*What is expected:*
Copy each line below that includes "Seek".

*Records about charts and figures:*
◆ ◆ ◆
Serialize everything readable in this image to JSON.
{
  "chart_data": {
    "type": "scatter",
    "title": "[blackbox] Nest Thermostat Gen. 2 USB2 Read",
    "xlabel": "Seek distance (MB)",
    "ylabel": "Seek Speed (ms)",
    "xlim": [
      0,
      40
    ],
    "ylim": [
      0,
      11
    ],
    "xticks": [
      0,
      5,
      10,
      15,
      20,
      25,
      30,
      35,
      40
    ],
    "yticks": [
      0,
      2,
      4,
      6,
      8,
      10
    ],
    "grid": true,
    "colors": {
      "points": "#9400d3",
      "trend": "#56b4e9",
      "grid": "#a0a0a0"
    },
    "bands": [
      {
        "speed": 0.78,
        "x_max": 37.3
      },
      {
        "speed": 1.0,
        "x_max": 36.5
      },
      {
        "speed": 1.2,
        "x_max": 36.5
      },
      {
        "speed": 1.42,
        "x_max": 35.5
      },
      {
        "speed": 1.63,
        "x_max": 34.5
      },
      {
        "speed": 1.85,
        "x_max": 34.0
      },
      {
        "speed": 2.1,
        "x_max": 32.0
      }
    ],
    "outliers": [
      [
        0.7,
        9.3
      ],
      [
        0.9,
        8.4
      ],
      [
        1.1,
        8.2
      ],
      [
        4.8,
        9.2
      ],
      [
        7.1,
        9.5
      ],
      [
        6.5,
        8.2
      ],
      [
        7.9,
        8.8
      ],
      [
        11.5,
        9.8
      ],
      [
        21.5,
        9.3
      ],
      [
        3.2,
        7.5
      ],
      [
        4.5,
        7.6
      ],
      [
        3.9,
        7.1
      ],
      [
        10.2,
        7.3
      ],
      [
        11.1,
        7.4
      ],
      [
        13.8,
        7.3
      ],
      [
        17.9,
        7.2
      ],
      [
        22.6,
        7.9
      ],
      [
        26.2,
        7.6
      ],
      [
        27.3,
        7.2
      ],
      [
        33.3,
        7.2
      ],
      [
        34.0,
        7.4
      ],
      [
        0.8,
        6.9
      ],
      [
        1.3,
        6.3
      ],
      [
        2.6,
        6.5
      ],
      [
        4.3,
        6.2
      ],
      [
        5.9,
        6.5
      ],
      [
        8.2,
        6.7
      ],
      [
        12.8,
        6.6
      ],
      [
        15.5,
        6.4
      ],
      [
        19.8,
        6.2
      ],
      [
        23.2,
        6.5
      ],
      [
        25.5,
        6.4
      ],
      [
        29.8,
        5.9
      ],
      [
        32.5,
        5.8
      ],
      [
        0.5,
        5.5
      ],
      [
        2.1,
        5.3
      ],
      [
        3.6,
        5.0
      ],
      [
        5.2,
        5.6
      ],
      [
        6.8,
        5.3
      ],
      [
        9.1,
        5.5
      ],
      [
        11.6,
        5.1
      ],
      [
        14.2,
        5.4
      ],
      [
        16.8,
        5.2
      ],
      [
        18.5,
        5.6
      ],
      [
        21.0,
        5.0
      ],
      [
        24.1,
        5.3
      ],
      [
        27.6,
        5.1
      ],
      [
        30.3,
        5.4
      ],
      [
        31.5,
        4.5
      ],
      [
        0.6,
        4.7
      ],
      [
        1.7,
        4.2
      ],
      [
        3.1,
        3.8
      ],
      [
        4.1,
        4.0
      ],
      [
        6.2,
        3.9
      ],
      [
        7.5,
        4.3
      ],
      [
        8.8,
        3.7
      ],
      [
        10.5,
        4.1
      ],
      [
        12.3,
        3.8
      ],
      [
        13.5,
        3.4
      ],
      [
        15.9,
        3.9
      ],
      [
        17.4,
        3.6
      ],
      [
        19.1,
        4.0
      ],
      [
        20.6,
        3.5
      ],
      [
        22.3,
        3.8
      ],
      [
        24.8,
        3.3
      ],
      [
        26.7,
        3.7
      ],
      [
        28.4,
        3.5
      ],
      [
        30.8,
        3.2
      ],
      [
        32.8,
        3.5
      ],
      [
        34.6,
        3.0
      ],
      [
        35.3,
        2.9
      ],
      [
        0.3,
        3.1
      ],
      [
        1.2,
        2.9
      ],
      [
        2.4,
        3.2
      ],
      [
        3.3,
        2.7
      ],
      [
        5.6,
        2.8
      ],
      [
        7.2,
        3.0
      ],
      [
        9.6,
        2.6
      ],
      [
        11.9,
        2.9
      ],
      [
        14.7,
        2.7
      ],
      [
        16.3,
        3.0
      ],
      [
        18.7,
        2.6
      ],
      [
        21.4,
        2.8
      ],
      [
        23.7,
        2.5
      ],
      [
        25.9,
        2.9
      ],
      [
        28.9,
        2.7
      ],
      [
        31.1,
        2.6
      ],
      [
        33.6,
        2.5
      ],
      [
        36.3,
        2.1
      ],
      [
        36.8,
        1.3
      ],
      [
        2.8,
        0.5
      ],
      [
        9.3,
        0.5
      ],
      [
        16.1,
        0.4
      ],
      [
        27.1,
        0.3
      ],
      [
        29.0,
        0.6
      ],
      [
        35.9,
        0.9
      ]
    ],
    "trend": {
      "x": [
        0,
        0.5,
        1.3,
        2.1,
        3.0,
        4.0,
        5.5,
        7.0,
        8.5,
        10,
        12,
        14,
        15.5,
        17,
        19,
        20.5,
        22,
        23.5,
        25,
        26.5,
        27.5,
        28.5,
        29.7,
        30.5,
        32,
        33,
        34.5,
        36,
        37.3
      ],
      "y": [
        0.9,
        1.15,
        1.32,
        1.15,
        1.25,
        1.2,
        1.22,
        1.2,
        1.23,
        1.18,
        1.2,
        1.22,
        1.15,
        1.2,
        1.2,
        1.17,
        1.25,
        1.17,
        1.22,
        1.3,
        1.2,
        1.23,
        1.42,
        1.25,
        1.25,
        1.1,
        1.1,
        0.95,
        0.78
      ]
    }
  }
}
◆ ◆ ◆
*Finished task:*
    "xlabel": "Seek distance (MB)",
    "ylabel": "Seek Speed (ms)",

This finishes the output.